**PROBLEM STATEMENT**
Each line that holds the word "ștergătoarelor" is to be identified and copied.

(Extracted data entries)
###

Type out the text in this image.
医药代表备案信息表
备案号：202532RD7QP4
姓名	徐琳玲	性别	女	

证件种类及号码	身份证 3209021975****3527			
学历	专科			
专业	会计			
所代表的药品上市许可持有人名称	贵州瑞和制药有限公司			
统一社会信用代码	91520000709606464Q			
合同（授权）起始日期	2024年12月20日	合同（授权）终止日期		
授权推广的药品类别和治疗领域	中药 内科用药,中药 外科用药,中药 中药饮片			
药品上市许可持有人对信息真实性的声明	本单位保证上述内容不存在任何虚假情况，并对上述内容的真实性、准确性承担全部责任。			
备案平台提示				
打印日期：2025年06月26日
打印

###

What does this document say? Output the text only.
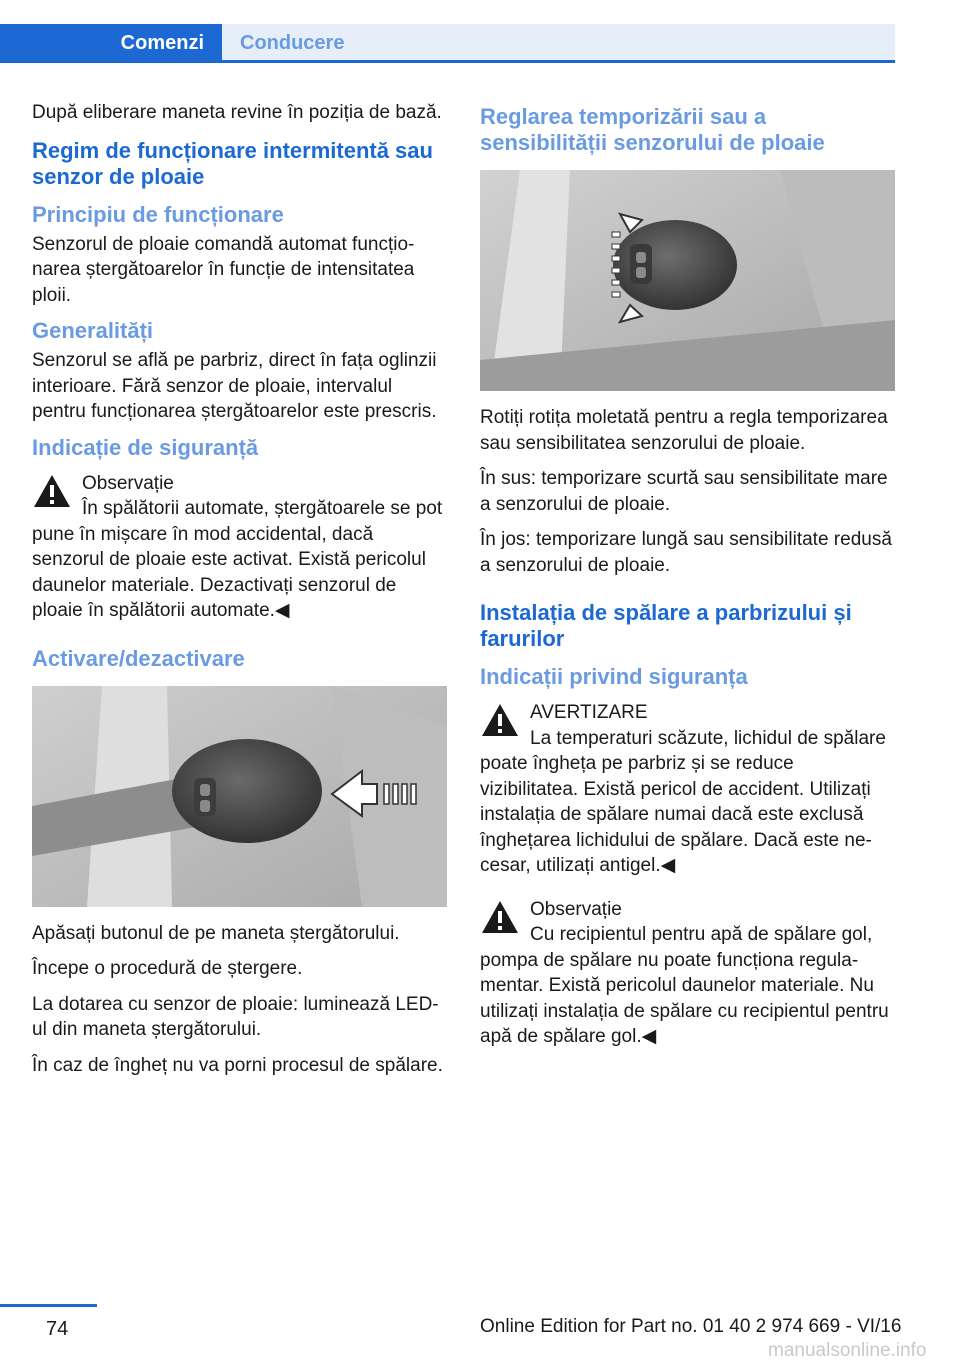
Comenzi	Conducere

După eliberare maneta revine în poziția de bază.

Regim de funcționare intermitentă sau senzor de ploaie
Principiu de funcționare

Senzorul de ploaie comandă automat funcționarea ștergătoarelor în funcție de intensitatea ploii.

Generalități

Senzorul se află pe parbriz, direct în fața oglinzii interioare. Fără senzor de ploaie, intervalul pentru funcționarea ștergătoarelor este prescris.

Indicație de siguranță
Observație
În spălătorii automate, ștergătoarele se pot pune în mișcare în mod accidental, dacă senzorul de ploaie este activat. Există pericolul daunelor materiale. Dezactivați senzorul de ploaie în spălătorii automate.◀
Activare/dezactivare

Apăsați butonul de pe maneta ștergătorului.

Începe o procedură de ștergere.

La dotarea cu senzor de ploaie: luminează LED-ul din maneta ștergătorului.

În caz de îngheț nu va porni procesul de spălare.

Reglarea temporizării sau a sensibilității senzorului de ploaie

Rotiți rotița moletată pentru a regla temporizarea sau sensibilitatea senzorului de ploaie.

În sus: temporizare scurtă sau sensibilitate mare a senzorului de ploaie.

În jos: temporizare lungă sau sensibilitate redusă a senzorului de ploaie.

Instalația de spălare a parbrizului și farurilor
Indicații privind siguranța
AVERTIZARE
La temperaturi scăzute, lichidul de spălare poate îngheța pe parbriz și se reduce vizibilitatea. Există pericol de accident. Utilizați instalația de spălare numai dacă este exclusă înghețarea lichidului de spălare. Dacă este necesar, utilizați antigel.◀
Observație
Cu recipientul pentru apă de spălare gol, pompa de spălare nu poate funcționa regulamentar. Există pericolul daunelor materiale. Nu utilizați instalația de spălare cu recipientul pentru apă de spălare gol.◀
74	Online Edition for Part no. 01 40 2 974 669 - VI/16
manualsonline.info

###

**RESULT OF THIS TASK**
Senzorul de ploaie comandă automat funcționarea ștergătoarelor în funcție de intensitatea ploii.
Senzorul se află pe parbriz, direct în fața oglinzii interioare. Fără senzor de ploaie, intervalul pentru funcționarea ștergătoarelor este prescris.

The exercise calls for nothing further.